(Recorded data)

— Start —

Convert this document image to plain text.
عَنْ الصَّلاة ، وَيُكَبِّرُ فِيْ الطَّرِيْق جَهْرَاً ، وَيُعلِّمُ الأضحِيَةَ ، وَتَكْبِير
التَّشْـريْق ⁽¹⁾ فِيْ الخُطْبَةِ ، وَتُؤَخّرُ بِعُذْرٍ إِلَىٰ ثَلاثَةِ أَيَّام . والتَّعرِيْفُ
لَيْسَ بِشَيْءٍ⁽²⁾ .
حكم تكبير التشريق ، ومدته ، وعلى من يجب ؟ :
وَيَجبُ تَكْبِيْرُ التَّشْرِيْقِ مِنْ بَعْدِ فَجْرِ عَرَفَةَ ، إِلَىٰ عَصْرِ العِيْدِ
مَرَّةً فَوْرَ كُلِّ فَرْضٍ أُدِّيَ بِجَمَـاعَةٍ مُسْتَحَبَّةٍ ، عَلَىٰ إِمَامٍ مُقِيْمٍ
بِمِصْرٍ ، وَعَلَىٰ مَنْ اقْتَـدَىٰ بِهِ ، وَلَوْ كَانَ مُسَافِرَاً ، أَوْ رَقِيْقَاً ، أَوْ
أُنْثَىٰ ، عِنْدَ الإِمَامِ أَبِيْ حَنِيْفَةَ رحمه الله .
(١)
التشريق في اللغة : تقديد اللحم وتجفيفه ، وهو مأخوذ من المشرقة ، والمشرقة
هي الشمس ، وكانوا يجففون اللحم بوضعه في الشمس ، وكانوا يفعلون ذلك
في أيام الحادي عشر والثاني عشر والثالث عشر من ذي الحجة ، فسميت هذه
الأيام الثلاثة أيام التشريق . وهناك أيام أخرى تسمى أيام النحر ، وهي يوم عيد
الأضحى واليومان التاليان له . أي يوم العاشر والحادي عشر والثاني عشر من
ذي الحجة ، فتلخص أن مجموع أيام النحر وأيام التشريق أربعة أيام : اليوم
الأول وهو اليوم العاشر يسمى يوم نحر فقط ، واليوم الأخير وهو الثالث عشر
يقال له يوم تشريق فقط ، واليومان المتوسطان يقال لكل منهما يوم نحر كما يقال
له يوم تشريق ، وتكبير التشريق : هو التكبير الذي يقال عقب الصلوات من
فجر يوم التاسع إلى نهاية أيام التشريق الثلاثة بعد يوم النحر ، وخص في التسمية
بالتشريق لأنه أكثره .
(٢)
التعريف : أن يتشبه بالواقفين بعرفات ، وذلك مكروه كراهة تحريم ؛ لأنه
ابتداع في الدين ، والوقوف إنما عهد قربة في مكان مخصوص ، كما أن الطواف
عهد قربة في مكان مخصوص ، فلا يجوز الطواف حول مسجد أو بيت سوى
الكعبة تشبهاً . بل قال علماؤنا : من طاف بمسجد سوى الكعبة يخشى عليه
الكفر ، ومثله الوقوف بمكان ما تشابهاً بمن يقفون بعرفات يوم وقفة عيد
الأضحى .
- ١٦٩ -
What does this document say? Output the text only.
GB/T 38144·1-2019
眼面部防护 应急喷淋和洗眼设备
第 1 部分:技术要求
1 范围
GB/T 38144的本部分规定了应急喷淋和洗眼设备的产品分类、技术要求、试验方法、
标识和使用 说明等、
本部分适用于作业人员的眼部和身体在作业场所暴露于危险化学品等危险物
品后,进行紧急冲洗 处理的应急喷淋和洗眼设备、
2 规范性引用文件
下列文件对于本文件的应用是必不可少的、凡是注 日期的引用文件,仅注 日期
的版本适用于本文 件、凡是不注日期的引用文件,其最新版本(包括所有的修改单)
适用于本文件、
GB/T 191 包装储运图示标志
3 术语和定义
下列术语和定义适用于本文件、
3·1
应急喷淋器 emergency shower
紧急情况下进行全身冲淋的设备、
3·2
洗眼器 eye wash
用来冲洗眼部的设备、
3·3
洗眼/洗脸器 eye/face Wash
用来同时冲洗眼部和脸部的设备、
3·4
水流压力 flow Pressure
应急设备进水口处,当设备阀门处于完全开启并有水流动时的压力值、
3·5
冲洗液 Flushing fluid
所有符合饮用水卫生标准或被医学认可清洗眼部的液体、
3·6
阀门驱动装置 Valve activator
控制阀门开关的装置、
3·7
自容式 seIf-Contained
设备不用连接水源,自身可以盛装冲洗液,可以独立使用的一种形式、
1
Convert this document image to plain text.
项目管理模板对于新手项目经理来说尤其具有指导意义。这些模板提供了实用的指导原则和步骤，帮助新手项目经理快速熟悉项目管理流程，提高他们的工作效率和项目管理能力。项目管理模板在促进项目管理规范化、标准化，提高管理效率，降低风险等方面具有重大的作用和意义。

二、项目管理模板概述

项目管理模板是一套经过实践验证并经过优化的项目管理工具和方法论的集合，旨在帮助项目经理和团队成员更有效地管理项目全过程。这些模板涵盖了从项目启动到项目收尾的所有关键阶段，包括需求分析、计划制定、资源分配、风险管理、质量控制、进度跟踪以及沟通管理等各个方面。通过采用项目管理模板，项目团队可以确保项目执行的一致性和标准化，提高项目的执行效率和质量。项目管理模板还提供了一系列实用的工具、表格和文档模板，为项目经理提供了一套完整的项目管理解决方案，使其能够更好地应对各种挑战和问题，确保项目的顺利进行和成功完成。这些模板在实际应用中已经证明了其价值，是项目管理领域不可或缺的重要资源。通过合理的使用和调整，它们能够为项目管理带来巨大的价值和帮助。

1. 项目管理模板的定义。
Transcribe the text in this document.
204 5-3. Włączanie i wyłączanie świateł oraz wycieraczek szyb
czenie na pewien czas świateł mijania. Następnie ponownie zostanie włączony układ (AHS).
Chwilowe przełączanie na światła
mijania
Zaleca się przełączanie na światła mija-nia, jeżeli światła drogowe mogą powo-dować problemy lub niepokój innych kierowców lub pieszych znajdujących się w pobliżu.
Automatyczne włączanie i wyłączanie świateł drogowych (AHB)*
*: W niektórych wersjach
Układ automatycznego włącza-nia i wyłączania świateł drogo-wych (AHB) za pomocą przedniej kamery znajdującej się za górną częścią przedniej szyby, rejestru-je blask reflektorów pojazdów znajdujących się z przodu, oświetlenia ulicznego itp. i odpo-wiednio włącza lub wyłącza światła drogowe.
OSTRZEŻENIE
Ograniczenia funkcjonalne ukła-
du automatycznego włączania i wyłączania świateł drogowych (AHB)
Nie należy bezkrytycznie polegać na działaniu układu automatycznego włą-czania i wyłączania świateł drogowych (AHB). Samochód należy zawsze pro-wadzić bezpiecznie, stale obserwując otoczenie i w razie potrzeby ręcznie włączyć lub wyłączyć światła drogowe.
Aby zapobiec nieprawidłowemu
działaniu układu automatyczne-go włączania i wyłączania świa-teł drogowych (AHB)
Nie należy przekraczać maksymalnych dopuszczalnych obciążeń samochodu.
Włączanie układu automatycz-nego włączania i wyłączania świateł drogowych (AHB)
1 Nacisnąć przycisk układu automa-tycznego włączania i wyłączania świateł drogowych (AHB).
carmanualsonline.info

— End —

Requirements: Copy every line of the records above that holds the word "يقال".

Exercise output:
يقال له يوم تشريق فقط ، واليومان المتوسطان يقال لكل منهما يوم نحر كما يقال
له يوم تشريق ، وتكبير التشريق : هو التكبير الذي يقال عقب الصلوات من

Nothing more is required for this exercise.